▸ DO THIS
Go through the records underneath and count the lines that include the string "view". Give nothing but the number.

Extracted records
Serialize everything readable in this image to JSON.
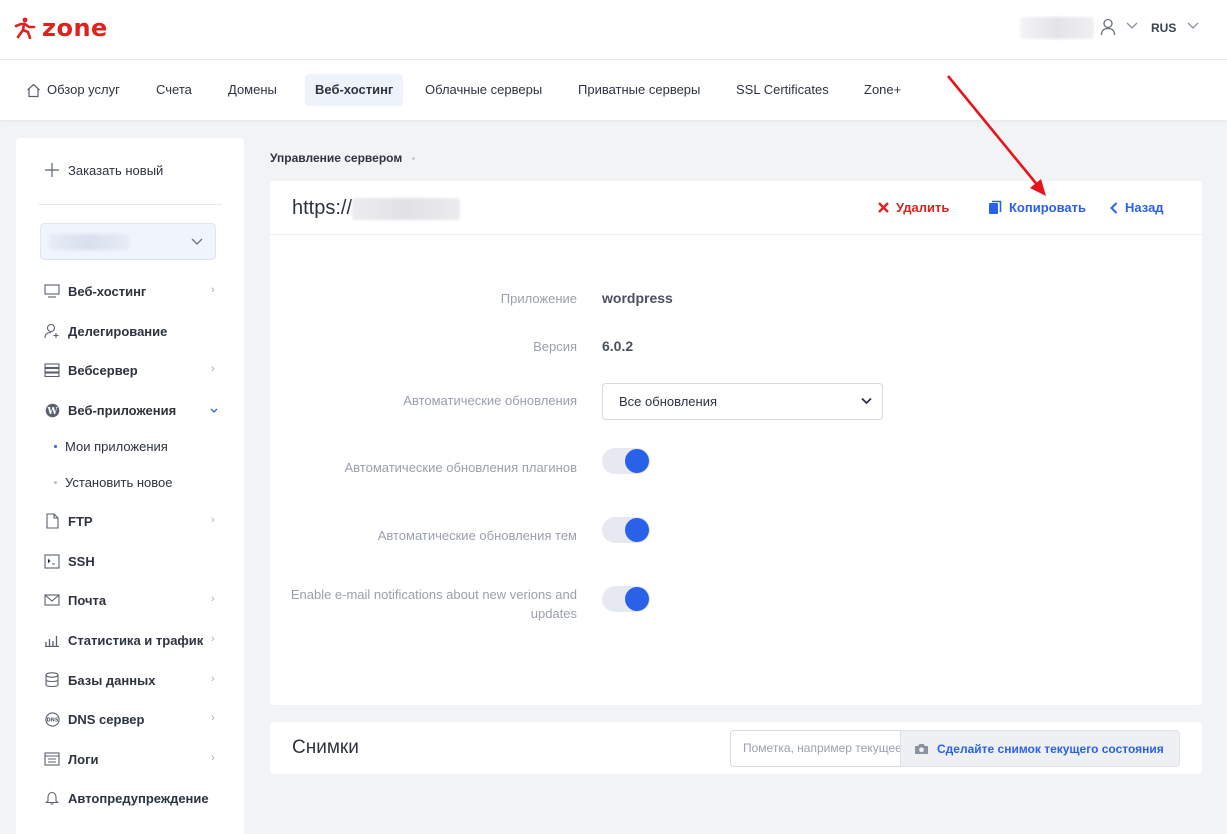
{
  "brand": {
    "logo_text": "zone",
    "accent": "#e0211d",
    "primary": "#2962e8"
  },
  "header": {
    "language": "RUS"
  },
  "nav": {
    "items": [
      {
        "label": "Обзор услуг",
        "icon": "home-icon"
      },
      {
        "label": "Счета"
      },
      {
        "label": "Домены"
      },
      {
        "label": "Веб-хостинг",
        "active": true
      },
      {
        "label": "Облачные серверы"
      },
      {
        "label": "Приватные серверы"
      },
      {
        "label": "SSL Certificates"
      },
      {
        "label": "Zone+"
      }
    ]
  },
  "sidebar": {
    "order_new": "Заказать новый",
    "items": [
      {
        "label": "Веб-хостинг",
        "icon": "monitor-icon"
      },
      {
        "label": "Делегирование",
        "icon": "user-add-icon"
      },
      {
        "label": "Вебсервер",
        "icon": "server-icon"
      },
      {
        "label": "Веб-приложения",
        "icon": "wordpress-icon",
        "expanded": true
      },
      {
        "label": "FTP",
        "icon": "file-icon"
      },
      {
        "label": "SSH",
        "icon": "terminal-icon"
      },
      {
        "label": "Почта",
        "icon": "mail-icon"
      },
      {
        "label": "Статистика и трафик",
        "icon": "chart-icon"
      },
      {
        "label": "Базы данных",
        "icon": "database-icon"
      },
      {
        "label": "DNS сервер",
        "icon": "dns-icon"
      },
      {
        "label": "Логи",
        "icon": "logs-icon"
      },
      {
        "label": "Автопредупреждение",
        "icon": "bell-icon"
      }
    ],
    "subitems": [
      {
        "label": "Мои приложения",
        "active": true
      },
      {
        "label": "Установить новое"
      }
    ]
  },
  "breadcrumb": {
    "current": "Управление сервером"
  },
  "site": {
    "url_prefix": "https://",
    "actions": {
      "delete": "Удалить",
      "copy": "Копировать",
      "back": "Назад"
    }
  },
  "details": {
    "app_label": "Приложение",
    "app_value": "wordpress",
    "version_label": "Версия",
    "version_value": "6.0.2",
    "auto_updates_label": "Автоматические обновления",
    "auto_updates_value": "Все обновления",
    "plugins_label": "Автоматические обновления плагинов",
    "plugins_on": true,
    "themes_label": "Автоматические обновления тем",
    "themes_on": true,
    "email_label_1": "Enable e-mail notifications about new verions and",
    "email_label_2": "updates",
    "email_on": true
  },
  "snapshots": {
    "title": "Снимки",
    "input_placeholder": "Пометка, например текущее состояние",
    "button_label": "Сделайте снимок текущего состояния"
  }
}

---

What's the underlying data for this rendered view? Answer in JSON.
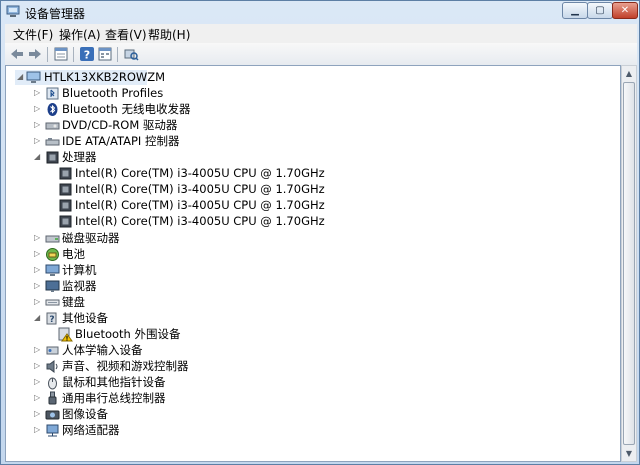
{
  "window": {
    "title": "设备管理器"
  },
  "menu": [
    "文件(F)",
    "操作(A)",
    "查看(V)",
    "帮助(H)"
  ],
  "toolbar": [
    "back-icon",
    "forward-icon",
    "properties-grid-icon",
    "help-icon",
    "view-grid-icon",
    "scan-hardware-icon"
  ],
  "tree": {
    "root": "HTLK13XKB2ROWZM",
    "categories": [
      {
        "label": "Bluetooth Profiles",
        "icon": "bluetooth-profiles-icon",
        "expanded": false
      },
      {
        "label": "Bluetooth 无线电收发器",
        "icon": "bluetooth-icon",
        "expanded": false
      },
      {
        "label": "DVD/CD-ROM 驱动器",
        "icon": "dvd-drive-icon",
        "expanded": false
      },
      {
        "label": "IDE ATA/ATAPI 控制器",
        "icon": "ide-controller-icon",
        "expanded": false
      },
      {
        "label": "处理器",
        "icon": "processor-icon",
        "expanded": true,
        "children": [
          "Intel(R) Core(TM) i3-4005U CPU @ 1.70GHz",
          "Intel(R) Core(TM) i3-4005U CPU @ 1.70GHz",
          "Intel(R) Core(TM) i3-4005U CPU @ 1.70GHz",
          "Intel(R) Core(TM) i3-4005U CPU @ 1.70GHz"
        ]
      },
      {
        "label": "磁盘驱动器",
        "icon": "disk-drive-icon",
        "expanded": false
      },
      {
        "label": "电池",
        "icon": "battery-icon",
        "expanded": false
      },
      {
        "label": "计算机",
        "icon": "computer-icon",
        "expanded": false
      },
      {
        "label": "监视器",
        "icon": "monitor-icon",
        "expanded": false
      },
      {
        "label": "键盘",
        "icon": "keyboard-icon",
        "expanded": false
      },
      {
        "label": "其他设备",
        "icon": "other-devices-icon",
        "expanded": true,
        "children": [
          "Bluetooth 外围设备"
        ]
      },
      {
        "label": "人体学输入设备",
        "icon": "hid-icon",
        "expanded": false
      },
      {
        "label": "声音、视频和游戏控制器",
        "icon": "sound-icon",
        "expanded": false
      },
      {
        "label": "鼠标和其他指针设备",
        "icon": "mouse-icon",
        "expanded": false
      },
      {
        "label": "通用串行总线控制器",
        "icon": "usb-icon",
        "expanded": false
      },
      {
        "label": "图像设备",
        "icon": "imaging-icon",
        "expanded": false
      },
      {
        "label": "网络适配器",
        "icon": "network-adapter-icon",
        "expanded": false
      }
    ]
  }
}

▸ FINAL RESULT
2